_GIVEN PROBLEM_
Reproduce every line in the listing that contains the word "Chapter".

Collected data
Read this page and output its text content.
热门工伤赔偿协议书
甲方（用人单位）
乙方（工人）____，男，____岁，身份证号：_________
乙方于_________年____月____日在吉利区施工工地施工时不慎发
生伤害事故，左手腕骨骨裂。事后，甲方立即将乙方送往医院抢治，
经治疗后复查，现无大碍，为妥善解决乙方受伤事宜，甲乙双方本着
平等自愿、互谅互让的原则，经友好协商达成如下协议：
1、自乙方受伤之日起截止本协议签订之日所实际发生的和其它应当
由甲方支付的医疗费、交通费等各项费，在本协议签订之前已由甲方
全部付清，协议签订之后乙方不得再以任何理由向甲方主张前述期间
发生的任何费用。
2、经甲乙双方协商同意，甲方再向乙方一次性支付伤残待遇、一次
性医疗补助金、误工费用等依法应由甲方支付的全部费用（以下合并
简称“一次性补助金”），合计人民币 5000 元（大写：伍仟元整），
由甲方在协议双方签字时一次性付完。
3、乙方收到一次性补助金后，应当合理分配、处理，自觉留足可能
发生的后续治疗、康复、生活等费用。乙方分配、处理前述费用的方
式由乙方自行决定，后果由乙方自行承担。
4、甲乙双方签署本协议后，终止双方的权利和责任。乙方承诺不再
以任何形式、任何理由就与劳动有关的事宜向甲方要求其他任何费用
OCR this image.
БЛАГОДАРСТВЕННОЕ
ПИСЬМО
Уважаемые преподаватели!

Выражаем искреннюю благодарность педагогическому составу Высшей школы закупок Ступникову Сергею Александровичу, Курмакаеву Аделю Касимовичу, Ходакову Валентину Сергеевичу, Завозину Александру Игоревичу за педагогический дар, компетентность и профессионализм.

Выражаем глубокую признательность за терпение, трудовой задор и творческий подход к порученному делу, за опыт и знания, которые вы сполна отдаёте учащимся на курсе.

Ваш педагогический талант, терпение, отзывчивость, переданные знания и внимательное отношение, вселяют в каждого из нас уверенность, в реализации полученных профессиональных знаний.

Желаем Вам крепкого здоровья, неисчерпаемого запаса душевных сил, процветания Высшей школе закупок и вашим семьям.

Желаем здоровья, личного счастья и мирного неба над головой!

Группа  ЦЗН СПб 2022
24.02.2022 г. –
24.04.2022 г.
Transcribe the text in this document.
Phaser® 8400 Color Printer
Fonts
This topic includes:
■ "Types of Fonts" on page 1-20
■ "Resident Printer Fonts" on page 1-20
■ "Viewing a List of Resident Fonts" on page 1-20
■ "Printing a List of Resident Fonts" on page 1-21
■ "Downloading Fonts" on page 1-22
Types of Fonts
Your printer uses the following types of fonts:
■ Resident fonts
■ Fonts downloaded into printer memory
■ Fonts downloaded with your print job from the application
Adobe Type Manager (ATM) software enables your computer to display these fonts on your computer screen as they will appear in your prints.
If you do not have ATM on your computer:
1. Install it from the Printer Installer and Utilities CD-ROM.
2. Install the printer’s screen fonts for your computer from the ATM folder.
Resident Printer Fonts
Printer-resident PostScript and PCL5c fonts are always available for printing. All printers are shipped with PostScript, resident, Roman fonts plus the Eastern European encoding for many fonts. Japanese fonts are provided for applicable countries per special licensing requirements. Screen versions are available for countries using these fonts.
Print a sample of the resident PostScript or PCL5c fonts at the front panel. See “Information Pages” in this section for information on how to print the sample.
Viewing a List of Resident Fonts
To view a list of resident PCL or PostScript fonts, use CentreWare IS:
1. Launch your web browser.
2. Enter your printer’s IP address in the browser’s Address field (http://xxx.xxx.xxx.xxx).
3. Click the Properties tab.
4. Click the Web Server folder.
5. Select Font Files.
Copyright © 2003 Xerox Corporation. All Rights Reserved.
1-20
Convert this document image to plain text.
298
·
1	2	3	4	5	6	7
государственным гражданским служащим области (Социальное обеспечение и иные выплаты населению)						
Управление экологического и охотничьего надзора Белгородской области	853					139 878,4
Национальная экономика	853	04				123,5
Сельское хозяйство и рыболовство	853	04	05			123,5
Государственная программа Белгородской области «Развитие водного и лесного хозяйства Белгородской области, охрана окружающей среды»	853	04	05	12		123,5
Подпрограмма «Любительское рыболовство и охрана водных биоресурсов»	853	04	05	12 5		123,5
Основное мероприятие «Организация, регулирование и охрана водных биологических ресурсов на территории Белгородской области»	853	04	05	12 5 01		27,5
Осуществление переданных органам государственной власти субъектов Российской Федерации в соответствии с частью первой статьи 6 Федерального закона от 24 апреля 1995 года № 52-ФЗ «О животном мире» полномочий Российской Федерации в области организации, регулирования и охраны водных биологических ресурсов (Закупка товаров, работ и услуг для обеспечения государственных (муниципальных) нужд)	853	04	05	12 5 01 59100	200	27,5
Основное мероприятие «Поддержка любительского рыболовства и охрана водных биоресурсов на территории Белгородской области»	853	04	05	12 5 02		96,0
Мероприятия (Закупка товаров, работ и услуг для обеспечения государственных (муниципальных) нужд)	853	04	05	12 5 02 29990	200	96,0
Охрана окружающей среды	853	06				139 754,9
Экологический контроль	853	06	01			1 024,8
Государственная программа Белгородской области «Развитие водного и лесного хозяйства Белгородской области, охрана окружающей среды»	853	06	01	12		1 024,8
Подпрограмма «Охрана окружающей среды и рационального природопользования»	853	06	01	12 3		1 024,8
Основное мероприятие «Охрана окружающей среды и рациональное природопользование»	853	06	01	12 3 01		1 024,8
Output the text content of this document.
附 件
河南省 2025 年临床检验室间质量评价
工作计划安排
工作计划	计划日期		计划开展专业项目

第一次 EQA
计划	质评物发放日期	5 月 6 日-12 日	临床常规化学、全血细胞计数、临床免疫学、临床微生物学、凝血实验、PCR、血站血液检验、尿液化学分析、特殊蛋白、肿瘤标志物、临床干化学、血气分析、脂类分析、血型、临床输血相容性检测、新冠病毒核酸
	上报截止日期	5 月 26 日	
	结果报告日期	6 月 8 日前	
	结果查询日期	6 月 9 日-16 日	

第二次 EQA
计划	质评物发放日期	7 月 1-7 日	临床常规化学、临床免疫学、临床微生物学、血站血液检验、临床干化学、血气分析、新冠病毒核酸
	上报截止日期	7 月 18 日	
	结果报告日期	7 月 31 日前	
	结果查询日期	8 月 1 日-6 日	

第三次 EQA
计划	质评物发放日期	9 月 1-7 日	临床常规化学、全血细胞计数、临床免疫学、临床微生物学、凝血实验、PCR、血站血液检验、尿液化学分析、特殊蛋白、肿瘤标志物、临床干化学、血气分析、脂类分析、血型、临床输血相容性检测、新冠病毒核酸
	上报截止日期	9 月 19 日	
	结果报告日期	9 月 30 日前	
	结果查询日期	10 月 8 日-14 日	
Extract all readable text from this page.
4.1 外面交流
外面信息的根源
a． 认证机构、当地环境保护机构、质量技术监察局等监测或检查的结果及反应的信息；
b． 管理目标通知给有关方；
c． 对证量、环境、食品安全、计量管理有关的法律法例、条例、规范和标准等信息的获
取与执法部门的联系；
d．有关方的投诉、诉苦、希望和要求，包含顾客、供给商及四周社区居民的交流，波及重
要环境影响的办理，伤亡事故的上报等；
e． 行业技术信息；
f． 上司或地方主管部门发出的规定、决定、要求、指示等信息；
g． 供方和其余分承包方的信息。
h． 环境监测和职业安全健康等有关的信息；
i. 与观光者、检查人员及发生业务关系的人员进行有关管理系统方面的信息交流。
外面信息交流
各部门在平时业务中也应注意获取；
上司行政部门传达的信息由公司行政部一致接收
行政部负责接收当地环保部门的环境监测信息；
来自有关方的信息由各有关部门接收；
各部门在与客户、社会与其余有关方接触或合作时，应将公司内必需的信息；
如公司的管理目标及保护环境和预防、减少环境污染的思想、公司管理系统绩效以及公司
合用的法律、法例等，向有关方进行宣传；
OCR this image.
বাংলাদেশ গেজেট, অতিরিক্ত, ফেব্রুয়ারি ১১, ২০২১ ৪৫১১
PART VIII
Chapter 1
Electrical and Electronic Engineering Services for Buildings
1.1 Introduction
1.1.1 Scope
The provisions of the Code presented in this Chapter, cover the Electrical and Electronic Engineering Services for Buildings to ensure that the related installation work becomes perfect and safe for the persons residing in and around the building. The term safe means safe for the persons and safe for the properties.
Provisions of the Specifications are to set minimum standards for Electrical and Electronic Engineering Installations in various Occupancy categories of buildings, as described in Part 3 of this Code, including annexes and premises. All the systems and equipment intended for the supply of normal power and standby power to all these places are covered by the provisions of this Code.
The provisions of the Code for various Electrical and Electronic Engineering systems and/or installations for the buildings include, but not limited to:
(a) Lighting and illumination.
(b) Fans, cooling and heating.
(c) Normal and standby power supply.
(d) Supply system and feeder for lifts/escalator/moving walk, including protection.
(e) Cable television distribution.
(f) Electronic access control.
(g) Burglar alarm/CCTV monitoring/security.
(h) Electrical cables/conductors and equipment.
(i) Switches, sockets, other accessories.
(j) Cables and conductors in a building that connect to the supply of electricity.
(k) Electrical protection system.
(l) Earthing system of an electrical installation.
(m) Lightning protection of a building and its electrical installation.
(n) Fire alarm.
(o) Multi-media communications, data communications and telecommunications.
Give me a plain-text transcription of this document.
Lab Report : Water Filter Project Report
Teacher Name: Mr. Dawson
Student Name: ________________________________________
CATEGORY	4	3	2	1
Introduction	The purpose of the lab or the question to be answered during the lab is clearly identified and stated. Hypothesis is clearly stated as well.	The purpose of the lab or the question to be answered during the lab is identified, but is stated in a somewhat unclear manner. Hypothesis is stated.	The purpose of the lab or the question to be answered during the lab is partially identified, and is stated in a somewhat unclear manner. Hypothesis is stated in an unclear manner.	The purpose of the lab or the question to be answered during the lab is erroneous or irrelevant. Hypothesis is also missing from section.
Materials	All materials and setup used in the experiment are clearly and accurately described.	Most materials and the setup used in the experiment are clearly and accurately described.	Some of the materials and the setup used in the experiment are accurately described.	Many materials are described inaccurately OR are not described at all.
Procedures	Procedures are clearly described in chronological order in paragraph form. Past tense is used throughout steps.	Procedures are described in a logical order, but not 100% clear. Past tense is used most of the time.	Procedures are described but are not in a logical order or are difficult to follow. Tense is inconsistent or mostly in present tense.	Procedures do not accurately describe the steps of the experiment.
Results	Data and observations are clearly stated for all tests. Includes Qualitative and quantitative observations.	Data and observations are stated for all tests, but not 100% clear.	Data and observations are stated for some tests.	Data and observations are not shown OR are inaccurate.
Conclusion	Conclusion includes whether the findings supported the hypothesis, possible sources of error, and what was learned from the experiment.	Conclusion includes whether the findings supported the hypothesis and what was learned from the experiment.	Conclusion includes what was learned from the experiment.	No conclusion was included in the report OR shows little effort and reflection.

_SOLVED EXERCISE_
Chapter 1
The provisions of the Code presented in this Chapter, cover the Electrical and Electronic Engineering Services for Buildings to ensure that the related installation work becomes perfect and safe for the persons residing in and around the building. The term safe means safe for the persons and safe for the properties.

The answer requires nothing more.